To be done
Wherever a line holds the word "trường", copy that line out.

Supplied material

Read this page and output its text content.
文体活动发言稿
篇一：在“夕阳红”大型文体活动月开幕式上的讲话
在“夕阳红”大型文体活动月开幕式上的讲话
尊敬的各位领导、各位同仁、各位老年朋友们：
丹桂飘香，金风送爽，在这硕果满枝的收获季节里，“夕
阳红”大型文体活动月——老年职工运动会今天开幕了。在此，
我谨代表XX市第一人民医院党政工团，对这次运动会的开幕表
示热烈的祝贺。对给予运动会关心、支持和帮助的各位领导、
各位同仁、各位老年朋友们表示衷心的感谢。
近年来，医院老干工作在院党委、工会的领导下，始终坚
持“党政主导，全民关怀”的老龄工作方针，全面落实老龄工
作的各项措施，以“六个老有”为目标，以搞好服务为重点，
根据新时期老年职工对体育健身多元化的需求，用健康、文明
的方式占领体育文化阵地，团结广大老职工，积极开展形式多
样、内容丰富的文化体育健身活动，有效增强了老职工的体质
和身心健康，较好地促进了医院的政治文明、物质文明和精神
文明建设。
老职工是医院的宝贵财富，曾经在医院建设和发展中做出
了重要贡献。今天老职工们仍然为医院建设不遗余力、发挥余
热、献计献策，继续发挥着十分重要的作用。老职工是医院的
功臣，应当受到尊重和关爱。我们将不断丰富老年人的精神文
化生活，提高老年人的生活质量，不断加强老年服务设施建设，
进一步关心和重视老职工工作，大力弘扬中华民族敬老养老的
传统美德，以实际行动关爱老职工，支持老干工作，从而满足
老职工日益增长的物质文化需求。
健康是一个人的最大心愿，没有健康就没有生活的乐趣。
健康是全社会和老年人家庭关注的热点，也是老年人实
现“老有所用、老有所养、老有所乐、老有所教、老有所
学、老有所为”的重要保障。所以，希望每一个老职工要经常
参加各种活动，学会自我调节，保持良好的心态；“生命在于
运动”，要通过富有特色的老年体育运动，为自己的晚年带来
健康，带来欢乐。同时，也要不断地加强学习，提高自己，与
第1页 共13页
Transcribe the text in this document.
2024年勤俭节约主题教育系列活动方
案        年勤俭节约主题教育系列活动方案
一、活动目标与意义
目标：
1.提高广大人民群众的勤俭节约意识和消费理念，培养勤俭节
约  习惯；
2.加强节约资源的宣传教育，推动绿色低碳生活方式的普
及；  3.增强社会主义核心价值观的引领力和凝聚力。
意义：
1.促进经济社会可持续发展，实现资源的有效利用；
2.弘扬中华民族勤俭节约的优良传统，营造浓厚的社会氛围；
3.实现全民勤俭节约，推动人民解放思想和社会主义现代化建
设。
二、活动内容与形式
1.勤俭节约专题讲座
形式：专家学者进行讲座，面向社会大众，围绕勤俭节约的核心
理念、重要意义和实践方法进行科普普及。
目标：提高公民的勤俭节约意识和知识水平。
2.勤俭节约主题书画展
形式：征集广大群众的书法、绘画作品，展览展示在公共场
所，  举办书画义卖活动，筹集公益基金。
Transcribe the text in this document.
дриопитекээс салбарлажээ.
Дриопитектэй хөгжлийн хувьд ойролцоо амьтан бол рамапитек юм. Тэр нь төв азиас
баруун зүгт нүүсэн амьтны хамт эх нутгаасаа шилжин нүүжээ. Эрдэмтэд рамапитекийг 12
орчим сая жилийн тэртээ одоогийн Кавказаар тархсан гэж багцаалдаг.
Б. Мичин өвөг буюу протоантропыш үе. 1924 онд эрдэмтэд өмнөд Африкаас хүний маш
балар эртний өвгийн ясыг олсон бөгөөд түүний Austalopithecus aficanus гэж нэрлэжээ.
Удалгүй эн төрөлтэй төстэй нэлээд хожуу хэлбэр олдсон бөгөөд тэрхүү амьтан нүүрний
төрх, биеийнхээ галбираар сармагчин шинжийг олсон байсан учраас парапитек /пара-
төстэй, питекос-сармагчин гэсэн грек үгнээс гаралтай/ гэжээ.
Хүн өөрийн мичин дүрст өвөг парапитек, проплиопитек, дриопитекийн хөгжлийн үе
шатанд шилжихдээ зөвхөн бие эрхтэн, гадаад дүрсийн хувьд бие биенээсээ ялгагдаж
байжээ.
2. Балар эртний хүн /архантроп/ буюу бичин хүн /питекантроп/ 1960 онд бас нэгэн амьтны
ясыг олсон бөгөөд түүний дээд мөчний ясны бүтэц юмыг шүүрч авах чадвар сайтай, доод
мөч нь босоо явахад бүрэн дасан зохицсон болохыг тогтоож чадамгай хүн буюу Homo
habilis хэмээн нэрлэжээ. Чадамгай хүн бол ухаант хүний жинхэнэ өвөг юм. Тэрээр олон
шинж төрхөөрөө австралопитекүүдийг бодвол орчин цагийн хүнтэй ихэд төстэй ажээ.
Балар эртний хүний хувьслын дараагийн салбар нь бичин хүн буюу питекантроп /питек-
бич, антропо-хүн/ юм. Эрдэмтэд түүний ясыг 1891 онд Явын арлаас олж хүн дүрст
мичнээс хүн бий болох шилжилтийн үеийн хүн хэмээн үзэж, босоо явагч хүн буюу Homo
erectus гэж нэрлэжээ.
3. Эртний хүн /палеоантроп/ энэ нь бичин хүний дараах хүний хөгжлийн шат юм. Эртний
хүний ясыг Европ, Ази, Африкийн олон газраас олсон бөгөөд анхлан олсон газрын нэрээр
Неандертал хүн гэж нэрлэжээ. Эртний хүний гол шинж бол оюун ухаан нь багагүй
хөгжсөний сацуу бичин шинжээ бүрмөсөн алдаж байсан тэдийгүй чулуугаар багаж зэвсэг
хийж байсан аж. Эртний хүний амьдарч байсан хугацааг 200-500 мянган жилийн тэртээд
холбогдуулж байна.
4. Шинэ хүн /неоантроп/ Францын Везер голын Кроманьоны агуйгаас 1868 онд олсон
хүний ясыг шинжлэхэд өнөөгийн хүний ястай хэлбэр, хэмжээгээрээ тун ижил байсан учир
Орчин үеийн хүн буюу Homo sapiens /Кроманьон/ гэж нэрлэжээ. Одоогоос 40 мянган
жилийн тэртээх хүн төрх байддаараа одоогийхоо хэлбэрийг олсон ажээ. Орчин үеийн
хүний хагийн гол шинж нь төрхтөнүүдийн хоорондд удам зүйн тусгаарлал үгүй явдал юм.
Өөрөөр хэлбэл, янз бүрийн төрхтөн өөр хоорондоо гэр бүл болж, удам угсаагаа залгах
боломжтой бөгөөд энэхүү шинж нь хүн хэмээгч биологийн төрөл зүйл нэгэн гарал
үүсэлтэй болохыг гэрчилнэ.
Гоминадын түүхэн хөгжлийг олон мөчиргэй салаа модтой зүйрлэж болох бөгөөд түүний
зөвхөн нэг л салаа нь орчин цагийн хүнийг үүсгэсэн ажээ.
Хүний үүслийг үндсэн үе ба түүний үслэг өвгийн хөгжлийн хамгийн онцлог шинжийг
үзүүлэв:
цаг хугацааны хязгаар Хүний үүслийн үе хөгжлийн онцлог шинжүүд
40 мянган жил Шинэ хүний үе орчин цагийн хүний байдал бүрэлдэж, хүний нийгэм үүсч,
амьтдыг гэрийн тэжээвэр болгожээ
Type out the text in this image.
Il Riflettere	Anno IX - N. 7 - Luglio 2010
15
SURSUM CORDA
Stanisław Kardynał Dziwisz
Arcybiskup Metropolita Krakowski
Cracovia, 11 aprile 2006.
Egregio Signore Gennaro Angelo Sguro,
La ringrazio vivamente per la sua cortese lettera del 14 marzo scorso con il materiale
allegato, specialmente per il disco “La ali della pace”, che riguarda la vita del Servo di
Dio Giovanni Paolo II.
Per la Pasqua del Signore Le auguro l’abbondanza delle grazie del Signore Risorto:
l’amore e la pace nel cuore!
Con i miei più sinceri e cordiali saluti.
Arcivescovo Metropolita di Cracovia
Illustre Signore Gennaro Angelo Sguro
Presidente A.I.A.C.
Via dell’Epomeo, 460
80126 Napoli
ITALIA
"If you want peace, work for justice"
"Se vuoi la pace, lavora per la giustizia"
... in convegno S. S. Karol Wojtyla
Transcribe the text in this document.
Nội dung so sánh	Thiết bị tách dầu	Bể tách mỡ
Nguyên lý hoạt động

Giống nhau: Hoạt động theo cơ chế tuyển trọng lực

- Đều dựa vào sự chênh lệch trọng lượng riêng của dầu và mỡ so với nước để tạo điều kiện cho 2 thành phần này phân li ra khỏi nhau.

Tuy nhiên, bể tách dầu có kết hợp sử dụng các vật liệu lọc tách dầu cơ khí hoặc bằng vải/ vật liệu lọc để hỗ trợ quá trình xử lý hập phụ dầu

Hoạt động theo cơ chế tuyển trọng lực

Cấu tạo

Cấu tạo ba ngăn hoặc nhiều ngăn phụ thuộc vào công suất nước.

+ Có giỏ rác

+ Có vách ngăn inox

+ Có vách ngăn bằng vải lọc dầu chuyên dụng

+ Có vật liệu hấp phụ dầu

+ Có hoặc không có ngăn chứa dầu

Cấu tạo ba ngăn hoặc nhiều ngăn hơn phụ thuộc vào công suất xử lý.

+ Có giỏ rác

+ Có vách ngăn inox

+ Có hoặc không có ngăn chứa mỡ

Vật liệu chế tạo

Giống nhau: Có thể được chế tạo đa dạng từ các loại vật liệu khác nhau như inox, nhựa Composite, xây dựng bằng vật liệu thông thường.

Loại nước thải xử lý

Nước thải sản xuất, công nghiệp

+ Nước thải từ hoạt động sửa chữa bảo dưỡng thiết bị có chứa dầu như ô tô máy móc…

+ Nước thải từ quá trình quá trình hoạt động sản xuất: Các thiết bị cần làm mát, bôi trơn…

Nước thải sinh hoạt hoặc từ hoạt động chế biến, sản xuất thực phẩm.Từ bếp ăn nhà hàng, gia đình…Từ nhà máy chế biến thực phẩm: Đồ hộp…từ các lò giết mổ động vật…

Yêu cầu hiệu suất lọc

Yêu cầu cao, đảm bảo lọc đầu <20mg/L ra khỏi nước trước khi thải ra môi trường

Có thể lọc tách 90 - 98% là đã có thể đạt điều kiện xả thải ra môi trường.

Answer below
Yêu cầu cao, đảm bảo lọc đầu <20mg/L ra khỏi nước trước khi thải ra môi trường
Có thể lọc tách 90 - 98% là đã có thể đạt điều kiện xả thải ra môi trường.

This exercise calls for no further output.